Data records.
____
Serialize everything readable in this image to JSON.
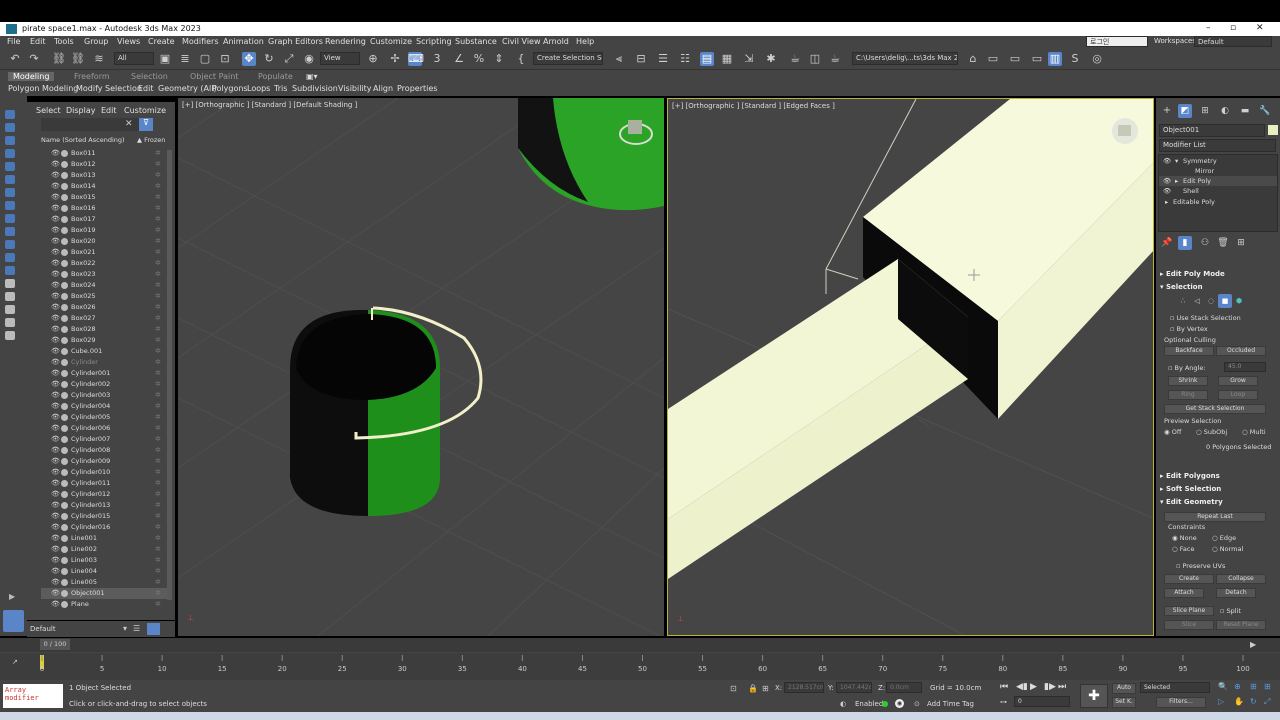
{
  "window": {
    "title": "pirate space1.max - Autodesk 3ds Max 2023"
  },
  "menu": [
    "File",
    "Edit",
    "Tools",
    "Group",
    "Views",
    "Create",
    "Modifiers",
    "Animation",
    "Graph Editors",
    "Rendering",
    "Customize",
    "Scripting",
    "Substance",
    "Civil View",
    "Arnold",
    "Help"
  ],
  "menu_right": {
    "lang_field": "로그인",
    "workspace_label": "Workspaces:",
    "workspace_value": "Default"
  },
  "toolbar": {
    "filter": "All",
    "refcoord": "View",
    "selection_set": "Create Selection Set",
    "path": "C:\\Users\\delig\\...ts\\3ds Max 202"
  },
  "ribbon": {
    "tabs": [
      "Modeling",
      "Freeform",
      "Selection",
      "Object Paint",
      "Populate"
    ],
    "items": [
      "Polygon Modeling",
      "Modify Selection",
      "Edit",
      "Geometry (All)",
      "Polygons",
      "Loops",
      "Tris",
      "Subdivision",
      "Visibility",
      "Align",
      "Properties"
    ]
  },
  "scene_explorer": {
    "tabs": [
      "Select",
      "Display",
      "Edit",
      "Customize"
    ],
    "col_name": "Name (Sorted Ascending)",
    "col_frozen": "▲ Frozen",
    "objects": [
      "Box011",
      "Box012",
      "Box013",
      "Box014",
      "Box015",
      "Box016",
      "Box017",
      "Box019",
      "Box020",
      "Box021",
      "Box022",
      "Box023",
      "Box024",
      "Box025",
      "Box026",
      "Box027",
      "Box028",
      "Box029",
      "Cube.001",
      "Cylinder",
      "Cylinder001",
      "Cylinder002",
      "Cylinder003",
      "Cylinder004",
      "Cylinder005",
      "Cylinder006",
      "Cylinder007",
      "Cylinder008",
      "Cylinder009",
      "Cylinder010",
      "Cylinder011",
      "Cylinder012",
      "Cylinder013",
      "Cylinder015",
      "Cylinder016",
      "Line001",
      "Line002",
      "Line003",
      "Line004",
      "Line005",
      "Object001",
      "Plane"
    ],
    "layer": "Default"
  },
  "viewports": {
    "left": "[+] [Orthographic ] [Standard ] [Default Shading ]",
    "right": "[+] [Orthographic ] [Standard ] [Edged Faces ]"
  },
  "command_panel": {
    "object_name": "Object001",
    "modifier_list": "Modifier List",
    "stack": [
      "Symmetry",
      "Mirror",
      "Edit Poly",
      "Shell",
      "Editable Poly"
    ],
    "edit_poly_mode": "Edit Poly Mode",
    "selection": "Selection",
    "use_stack": "Use Stack Selection",
    "by_vertex": "By Vertex",
    "optional_culling": "Optional Culling",
    "backface": "Backface",
    "occluded": "Occluded",
    "by_angle": "By Angle:",
    "angle_value": "45.0",
    "shrink": "Shrink",
    "grow": "Grow",
    "ring": "Ring",
    "loop": "Loop",
    "get_stack": "Get Stack Selection",
    "preview_selection": "Preview Selection",
    "preview_opts": [
      "Off",
      "SubObj",
      "Multi"
    ],
    "polys_selected": "0 Polygons Selected",
    "edit_polygons": "Edit Polygons",
    "soft_selection": "Soft Selection",
    "edit_geometry": "Edit Geometry",
    "repeat_last": "Repeat Last",
    "constraints": "Constraints",
    "constraint_opts": [
      "None",
      "Edge",
      "Face",
      "Normal"
    ],
    "preserve_uvs": "Preserve UVs",
    "create": "Create",
    "collapse": "Collapse",
    "attach": "Attach",
    "detach": "Detach",
    "slice_plane": "Slice Plane",
    "split": "Split",
    "slice": "Slice",
    "reset_plane": "Reset Plane"
  },
  "timeline": {
    "frame": "0 / 100",
    "ticks": [
      "0",
      "5",
      "10",
      "15",
      "20",
      "25",
      "30",
      "35",
      "40",
      "45",
      "50",
      "55",
      "60",
      "65",
      "70",
      "75",
      "80",
      "85",
      "90",
      "95",
      "100"
    ]
  },
  "status": {
    "maxscript": "Array modifier",
    "selected": "1 Object Selected",
    "prompt": "Click or click-and-drag to select objects",
    "x_label": "X:",
    "x_value": "2128.517cn",
    "y_label": "Y:",
    "y_value": "1047.442cn",
    "z_label": "Z:",
    "z_value": "0.0cm",
    "grid": "Grid = 10.0cm",
    "enabled": "Enabled:",
    "add_time_tag": "Add Time Tag",
    "auto": "Auto",
    "setk": "Set K.",
    "selected_dd": "Selected",
    "filters": "Filters...",
    "frame_field": "0"
  }
}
____
Reproduce each line exactly as it appears, omitting the pictures.

WORKED SOLUTION.
Serialize everything readable in this image to JSON.
{
  "window": {
    "title": "pirate space1.max - Autodesk 3ds Max 2023"
  },
  "menu": [
    "File",
    "Edit",
    "Tools",
    "Group",
    "Views",
    "Create",
    "Modifiers",
    "Animation",
    "Graph Editors",
    "Rendering",
    "Customize",
    "Scripting",
    "Substance",
    "Civil View",
    "Arnold",
    "Help"
  ],
  "menu_right": {
    "lang_field": "로그인",
    "workspace_label": "Workspaces:",
    "workspace_value": "Default"
  },
  "toolbar": {
    "filter": "All",
    "refcoord": "View",
    "selection_set": "Create Selection Set",
    "path": "C:\\Users\\delig\\...ts\\3ds Max 202"
  },
  "ribbon": {
    "tabs": [
      "Modeling",
      "Freeform",
      "Selection",
      "Object Paint",
      "Populate"
    ],
    "items": [
      "Polygon Modeling",
      "Modify Selection",
      "Edit",
      "Geometry (All)",
      "Polygons",
      "Loops",
      "Tris",
      "Subdivision",
      "Visibility",
      "Align",
      "Properties"
    ]
  },
  "scene_explorer": {
    "tabs": [
      "Select",
      "Display",
      "Edit",
      "Customize"
    ],
    "col_name": "Name (Sorted Ascending)",
    "col_frozen": "▲ Frozen",
    "objects": [
      "Box011",
      "Box012",
      "Box013",
      "Box014",
      "Box015",
      "Box016",
      "Box017",
      "Box019",
      "Box020",
      "Box021",
      "Box022",
      "Box023",
      "Box024",
      "Box025",
      "Box026",
      "Box027",
      "Box028",
      "Box029",
      "Cube.001",
      "Cylinder",
      "Cylinder001",
      "Cylinder002",
      "Cylinder003",
      "Cylinder004",
      "Cylinder005",
      "Cylinder006",
      "Cylinder007",
      "Cylinder008",
      "Cylinder009",
      "Cylinder010",
      "Cylinder011",
      "Cylinder012",
      "Cylinder013",
      "Cylinder015",
      "Cylinder016",
      "Line001",
      "Line002",
      "Line003",
      "Line004",
      "Line005",
      "Object001",
      "Plane"
    ],
    "layer": "Default"
  },
  "viewports": {
    "left": "[+] [Orthographic ] [Standard ] [Default Shading ]",
    "right": "[+] [Orthographic ] [Standard ] [Edged Faces ]"
  },
  "command_panel": {
    "object_name": "Object001",
    "modifier_list": "Modifier List",
    "stack": [
      "Symmetry",
      "Mirror",
      "Edit Poly",
      "Shell",
      "Editable Poly"
    ],
    "edit_poly_mode": "Edit Poly Mode",
    "selection": "Selection",
    "use_stack": "Use Stack Selection",
    "by_vertex": "By Vertex",
    "optional_culling": "Optional Culling",
    "backface": "Backface",
    "occluded": "Occluded",
    "by_angle": "By Angle:",
    "angle_value": "45.0",
    "shrink": "Shrink",
    "grow": "Grow",
    "ring": "Ring",
    "loop": "Loop",
    "get_stack": "Get Stack Selection",
    "preview_selection": "Preview Selection",
    "preview_opts": [
      "Off",
      "SubObj",
      "Multi"
    ],
    "polys_selected": "0 Polygons Selected",
    "edit_polygons": "Edit Polygons",
    "soft_selection": "Soft Selection",
    "edit_geometry": "Edit Geometry",
    "repeat_last": "Repeat Last",
    "constraints": "Constraints",
    "constraint_opts": [
      "None",
      "Edge",
      "Face",
      "Normal"
    ],
    "preserve_uvs": "Preserve UVs",
    "create": "Create",
    "collapse": "Collapse",
    "attach": "Attach",
    "detach": "Detach",
    "slice_plane": "Slice Plane",
    "split": "Split",
    "slice": "Slice",
    "reset_plane": "Reset Plane"
  },
  "timeline": {
    "frame": "0 / 100",
    "ticks": [
      "0",
      "5",
      "10",
      "15",
      "20",
      "25",
      "30",
      "35",
      "40",
      "45",
      "50",
      "55",
      "60",
      "65",
      "70",
      "75",
      "80",
      "85",
      "90",
      "95",
      "100"
    ]
  },
  "status": {
    "maxscript": "Array modifier",
    "selected": "1 Object Selected",
    "prompt": "Click or click-and-drag to select objects",
    "x_label": "X:",
    "x_value": "2128.517cn",
    "y_label": "Y:",
    "y_value": "1047.442cn",
    "z_label": "Z:",
    "z_value": "0.0cm",
    "grid": "Grid = 10.0cm",
    "enabled": "Enabled:",
    "add_time_tag": "Add Time Tag",
    "auto": "Auto",
    "setk": "Set K.",
    "selected_dd": "Selected",
    "filters": "Filters...",
    "frame_field": "0"
  }
}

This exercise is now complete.